| Set of tasks |
a) Please copy everything from "Serena knows her" down to "you manage it." in the passage about Williams and Navratilova, word for word.
b) Carry on writing the passage about Williams and Navratilova from the point where it stops.

| Excerpt provided |

>>>>>

Serena knows her performance this week will provide some answers.
“Physically I feel like I’m incredibly fit. I did hit a wall today in the second set,” said Williams, who left the court after the second set in accordance with the WTA’s heat rule. “I was so hot. That never happens. So I think physically I’m fit. Tennis is mental. You know, it’s all mental.”
The owner of a record 167 singles championships and 177 doubles titles, Navratilova knows staying power is much more than a state of mind and age can be an obstacle.
“I played doubles, finished almost 50 years old. I know that age definitely gets in the way,” Navratilova said. “It’s just a matter of how well you manage it.

<<<<<

| Data excerpt |
>>>>>

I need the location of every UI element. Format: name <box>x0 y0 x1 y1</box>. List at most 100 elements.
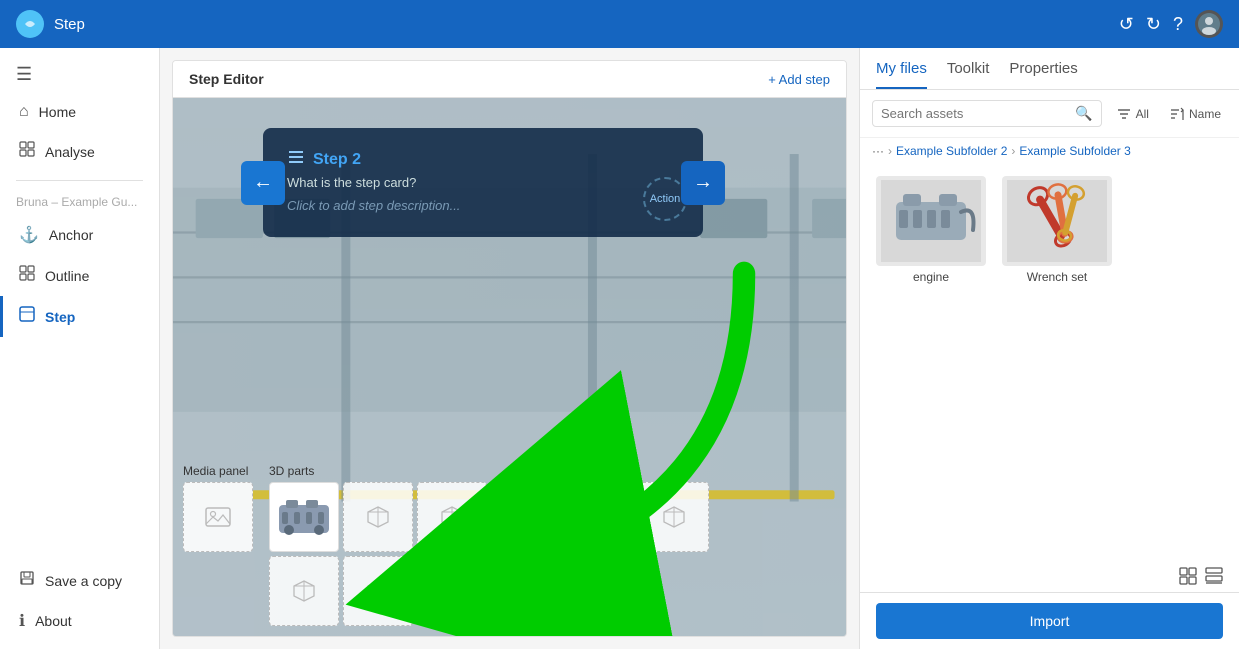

<<<<<

| The responses |
a)
Serena knows her performance this week will provide some answers.
“Physically I feel like I’m incredibly fit. I did hit a wall today in the second set,” said Williams, who left the court after the second set in accordance with the WTA’s heat rule. “I was so hot. That never happens. So I think physically I’m fit. Tennis is mental. You know, it’s all mental.”
The owner of a record 167 singles championships and 177 doubles titles, Navratilova knows staying power is much more than a state of mind and age can be an obstacle.
“I played doubles, finished almost 50 years old. I know that age definitely gets in the way,” Navratilova said. “It’s just a matter of how well you manage it.

b)
“What you may lose speed-wise maybe you gain knowledge-wise, how to play points, how to manage your emotions and everything else. There’s different payoffs or different tradeoffs rather. It doesn’t get easier.
“Yeah, time is not on these guys’ side, whether it’s Roger or Serena. Time is not a friend.”
Twenty-two years after her US Open debut, Williams, who has dropped four straight Grand Slam finals, believes she’s fit enough to conquer the ultimate foe.
“I’m ready. I’m excited,” Williams said. “Like I said, I’m actually super fit and I’m super ready. I feel like I’m ready for anything.”